▸ **TASK DESCRIPTION**: Copy all of the records below verbatim.

— Start AVAILABLE RECORDS —

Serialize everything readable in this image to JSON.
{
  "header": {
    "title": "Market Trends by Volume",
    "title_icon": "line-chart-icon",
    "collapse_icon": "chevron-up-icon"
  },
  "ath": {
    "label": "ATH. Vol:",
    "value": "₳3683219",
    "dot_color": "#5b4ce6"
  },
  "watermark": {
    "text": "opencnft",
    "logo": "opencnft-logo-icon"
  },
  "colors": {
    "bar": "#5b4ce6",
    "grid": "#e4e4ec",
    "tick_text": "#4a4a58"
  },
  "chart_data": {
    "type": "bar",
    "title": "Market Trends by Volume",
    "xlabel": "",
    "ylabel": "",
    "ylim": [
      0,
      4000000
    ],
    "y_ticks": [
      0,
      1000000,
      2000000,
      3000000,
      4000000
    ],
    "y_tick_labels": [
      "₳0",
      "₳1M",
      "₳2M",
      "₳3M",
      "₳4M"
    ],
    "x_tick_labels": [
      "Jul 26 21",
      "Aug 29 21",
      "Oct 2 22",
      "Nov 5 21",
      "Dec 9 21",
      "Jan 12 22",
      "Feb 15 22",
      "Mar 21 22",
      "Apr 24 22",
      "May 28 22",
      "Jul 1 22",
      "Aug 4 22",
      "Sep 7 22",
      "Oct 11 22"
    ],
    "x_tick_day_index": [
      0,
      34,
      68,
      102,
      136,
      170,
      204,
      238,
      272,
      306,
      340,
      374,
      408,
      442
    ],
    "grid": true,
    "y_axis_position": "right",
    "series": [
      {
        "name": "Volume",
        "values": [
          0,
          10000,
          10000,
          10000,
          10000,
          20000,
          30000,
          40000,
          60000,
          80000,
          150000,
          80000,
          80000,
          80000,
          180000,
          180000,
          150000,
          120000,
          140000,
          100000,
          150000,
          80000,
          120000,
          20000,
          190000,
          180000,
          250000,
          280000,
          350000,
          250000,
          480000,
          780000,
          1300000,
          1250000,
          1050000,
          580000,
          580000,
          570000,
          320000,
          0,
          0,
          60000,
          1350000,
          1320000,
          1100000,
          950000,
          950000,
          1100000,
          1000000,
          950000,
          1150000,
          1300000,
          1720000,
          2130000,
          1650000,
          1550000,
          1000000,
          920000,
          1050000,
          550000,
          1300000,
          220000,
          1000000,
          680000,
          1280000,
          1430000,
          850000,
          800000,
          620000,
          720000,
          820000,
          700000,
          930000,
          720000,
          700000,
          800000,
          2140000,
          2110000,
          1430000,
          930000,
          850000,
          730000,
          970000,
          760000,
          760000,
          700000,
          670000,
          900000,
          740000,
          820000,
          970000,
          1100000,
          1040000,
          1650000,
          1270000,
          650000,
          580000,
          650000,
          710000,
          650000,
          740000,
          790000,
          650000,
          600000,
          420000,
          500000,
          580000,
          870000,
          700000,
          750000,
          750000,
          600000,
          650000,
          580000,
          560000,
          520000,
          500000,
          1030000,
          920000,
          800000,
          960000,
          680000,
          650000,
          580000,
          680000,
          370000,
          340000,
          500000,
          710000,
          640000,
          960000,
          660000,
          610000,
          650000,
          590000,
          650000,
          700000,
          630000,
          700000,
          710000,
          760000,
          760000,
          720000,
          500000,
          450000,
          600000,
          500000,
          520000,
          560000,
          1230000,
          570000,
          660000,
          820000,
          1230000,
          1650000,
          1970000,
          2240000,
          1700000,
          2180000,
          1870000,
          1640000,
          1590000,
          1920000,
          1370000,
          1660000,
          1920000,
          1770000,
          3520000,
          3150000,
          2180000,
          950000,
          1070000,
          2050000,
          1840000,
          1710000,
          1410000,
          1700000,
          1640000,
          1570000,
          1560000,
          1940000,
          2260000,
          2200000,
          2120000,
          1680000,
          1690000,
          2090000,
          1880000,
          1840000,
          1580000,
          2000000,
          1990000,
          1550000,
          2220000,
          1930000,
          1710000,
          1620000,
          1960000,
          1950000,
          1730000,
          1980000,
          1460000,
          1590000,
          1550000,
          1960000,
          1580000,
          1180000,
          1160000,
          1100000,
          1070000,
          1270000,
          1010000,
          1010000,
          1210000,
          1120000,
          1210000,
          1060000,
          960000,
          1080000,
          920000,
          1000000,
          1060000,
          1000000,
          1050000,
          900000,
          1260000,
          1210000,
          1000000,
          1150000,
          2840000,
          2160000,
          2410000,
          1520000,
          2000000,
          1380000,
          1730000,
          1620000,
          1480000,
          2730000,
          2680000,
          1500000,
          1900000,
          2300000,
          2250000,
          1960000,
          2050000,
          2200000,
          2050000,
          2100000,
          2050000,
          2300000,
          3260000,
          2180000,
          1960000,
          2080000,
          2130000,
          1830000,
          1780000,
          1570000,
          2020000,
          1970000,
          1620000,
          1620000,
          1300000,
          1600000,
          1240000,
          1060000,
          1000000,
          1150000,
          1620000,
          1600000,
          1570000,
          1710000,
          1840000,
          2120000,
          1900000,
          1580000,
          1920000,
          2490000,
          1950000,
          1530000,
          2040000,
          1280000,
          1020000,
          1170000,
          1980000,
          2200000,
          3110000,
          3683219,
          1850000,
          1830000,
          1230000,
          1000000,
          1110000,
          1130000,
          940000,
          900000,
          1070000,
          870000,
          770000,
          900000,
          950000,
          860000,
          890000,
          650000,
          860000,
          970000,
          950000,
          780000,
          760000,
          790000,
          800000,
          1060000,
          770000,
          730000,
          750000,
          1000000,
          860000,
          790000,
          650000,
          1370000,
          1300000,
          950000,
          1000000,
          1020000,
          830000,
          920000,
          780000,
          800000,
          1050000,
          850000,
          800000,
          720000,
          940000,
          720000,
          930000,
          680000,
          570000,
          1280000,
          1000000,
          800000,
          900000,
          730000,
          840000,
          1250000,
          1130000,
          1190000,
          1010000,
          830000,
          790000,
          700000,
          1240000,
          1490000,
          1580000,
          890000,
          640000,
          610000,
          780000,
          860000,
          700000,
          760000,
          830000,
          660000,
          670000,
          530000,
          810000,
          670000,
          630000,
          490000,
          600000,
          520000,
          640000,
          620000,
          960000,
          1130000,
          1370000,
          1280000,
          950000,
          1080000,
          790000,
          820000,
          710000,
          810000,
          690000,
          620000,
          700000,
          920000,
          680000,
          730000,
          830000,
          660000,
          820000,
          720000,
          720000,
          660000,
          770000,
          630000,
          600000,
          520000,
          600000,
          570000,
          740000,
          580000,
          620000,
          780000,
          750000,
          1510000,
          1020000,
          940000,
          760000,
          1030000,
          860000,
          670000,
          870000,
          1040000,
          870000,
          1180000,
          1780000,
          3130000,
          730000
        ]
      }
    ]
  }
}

— End AVAILABLE RECORDS —

▸ **RESPONSE**:
Serialize everything readable in this image to JSON.
{
  "header": {
    "title": "Market Trends by Volume",
    "title_icon": "line-chart-icon",
    "collapse_icon": "chevron-up-icon"
  },
  "ath": {
    "label": "ATH. Vol:",
    "value": "₳3683219",
    "dot_color": "#5b4ce6"
  },
  "watermark": {
    "text": "opencnft",
    "logo": "opencnft-logo-icon"
  },
  "colors": {
    "bar": "#5b4ce6",
    "grid": "#e4e4ec",
    "tick_text": "#4a4a58"
  },
  "chart_data": {
    "type": "bar",
    "title": "Market Trends by Volume",
    "xlabel": "",
    "ylabel": "",
    "ylim": [
      0,
      4000000
    ],
    "y_ticks": [
      0,
      1000000,
      2000000,
      3000000,
      4000000
    ],
    "y_tick_labels": [
      "₳0",
      "₳1M",
      "₳2M",
      "₳3M",
      "₳4M"
    ],
    "x_tick_labels": [
      "Jul 26 21",
      "Aug 29 21",
      "Oct 2 22",
      "Nov 5 21",
      "Dec 9 21",
      "Jan 12 22",
      "Feb 15 22",
      "Mar 21 22",
      "Apr 24 22",
      "May 28 22",
      "Jul 1 22",
      "Aug 4 22",
      "Sep 7 22",
      "Oct 11 22"
    ],
    "x_tick_day_index": [
      0,
      34,
      68,
      102,
      136,
      170,
      204,
      238,
      272,
      306,
      340,
      374,
      408,
      442
    ],
    "grid": true,
    "y_axis_position": "right",
    "series": [
      {
        "name": "Volume",
        "values": [
          0,
          10000,
          10000,
          10000,
          10000,
          20000,
          30000,
          40000,
          60000,
          80000,
          150000,
          80000,
          80000,
          80000,
          180000,
          180000,
          150000,
          120000,
          140000,
          100000,
          150000,
          80000,
          120000,
          20000,
          190000,
          180000,
          250000,
          280000,
          350000,
          250000,
          480000,
          780000,
          1300000,
          1250000,
          1050000,
          580000,
          580000,
          570000,
          320000,
          0,
          0,
          60000,
          1350000,
          1320000,
          1100000,
          950000,
          950000,
          1100000,
          1000000,
          950000,
          1150000,
          1300000,
          1720000,
          2130000,
          1650000,
          1550000,
          1000000,
          920000,
          1050000,
          550000,
          1300000,
          220000,
          1000000,
          680000,
          1280000,
          1430000,
          850000,
          800000,
          620000,
          720000,
          820000,
          700000,
          930000,
          720000,
          700000,
          800000,
          2140000,
          2110000,
          1430000,
          930000,
          850000,
          730000,
          970000,
          760000,
          760000,
          700000,
          670000,
          900000,
          740000,
          820000,
          970000,
          1100000,
          1040000,
          1650000,
          1270000,
          650000,
          580000,
          650000,
          710000,
          650000,
          740000,
          790000,
          650000,
          600000,
          420000,
          500000,
          580000,
          870000,
          700000,
          750000,
          750000,
          600000,
          650000,
          580000,
          560000,
          520000,
          500000,
          1030000,
          920000,
          800000,
          960000,
          680000,
          650000,
          580000,
          680000,
          370000,
          340000,
          500000,
          710000,
          640000,
          960000,
          660000,
          610000,
          650000,
          590000,
          650000,
          700000,
          630000,
          700000,
          710000,
          760000,
          760000,
          720000,
          500000,
          450000,
          600000,
          500000,
          520000,
          560000,
          1230000,
          570000,
          660000,
          820000,
          1230000,
          1650000,
          1970000,
          2240000,
          1700000,
          2180000,
          1870000,
          1640000,
          1590000,
          1920000,
          1370000,
          1660000,
          1920000,
          1770000,
          3520000,
          3150000,
          2180000,
          950000,
          1070000,
          2050000,
          1840000,
          1710000,
          1410000,
          1700000,
          1640000,
          1570000,
          1560000,
          1940000,
          2260000,
          2200000,
          2120000,
          1680000,
          1690000,
          2090000,
          1880000,
          1840000,
          1580000,
          2000000,
          1990000,
          1550000,
          2220000,
          1930000,
          1710000,
          1620000,
          1960000,
          1950000,
          1730000,
          1980000,
          1460000,
          1590000,
          1550000,
          1960000,
          1580000,
          1180000,
          1160000,
          1100000,
          1070000,
          1270000,
          1010000,
          1010000,
          1210000,
          1120000,
          1210000,
          1060000,
          960000,
          1080000,
          920000,
          1000000,
          1060000,
          1000000,
          1050000,
          900000,
          1260000,
          1210000,
          1000000,
          1150000,
          2840000,
          2160000,
          2410000,
          1520000,
          2000000,
          1380000,
          1730000,
          1620000,
          1480000,
          2730000,
          2680000,
          1500000,
          1900000,
          2300000,
          2250000,
          1960000,
          2050000,
          2200000,
          2050000,
          2100000,
          2050000,
          2300000,
          3260000,
          2180000,
          1960000,
          2080000,
          2130000,
          1830000,
          1780000,
          1570000,
          2020000,
          1970000,
          1620000,
          1620000,
          1300000,
          1600000,
          1240000,
          1060000,
          1000000,
          1150000,
          1620000,
          1600000,
          1570000,
          1710000,
          1840000,
          2120000,
          1900000,
          1580000,
          1920000,
          2490000,
          1950000,
          1530000,
          2040000,
          1280000,
          1020000,
          1170000,
          1980000,
          2200000,
          3110000,
          3683219,
          1850000,
          1830000,
          1230000,
          1000000,
          1110000,
          1130000,
          940000,
          900000,
          1070000,
          870000,
          770000,
          900000,
          950000,
          860000,
          890000,
          650000,
          860000,
          970000,
          950000,
          780000,
          760000,
          790000,
          800000,
          1060000,
          770000,
          730000,
          750000,
          1000000,
          860000,
          790000,
          650000,
          1370000,
          1300000,
          950000,
          1000000,
          1020000,
          830000,
          920000,
          780000,
          800000,
          1050000,
          850000,
          800000,
          720000,
          940000,
          720000,
          930000,
          680000,
          570000,
          1280000,
          1000000,
          800000,
          900000,
          730000,
          840000,
          1250000,
          1130000,
          1190000,
          1010000,
          830000,
          790000,
          700000,
          1240000,
          1490000,
          1580000,
          890000,
          640000,
          610000,
          780000,
          860000,
          700000,
          760000,
          830000,
          660000,
          670000,
          530000,
          810000,
          670000,
          630000,
          490000,
          600000,
          520000,
          640000,
          620000,
          960000,
          1130000,
          1370000,
          1280000,
          950000,
          1080000,
          790000,
          820000,
          710000,
          810000,
          690000,
          620000,
          700000,
          920000,
          680000,
          730000,
          830000,
          660000,
          820000,
          720000,
          720000,
          660000,
          770000,
          630000,
          600000,
          520000,
          600000,
          570000,
          740000,
          580000,
          620000,
          780000,
          750000,
          1510000,
          1020000,
          940000,
          760000,
          1030000,
          860000,
          670000,
          870000,
          1040000,
          870000,
          1180000,
          1780000,
          3130000,
          730000
        ]
      }
    ]
  }
}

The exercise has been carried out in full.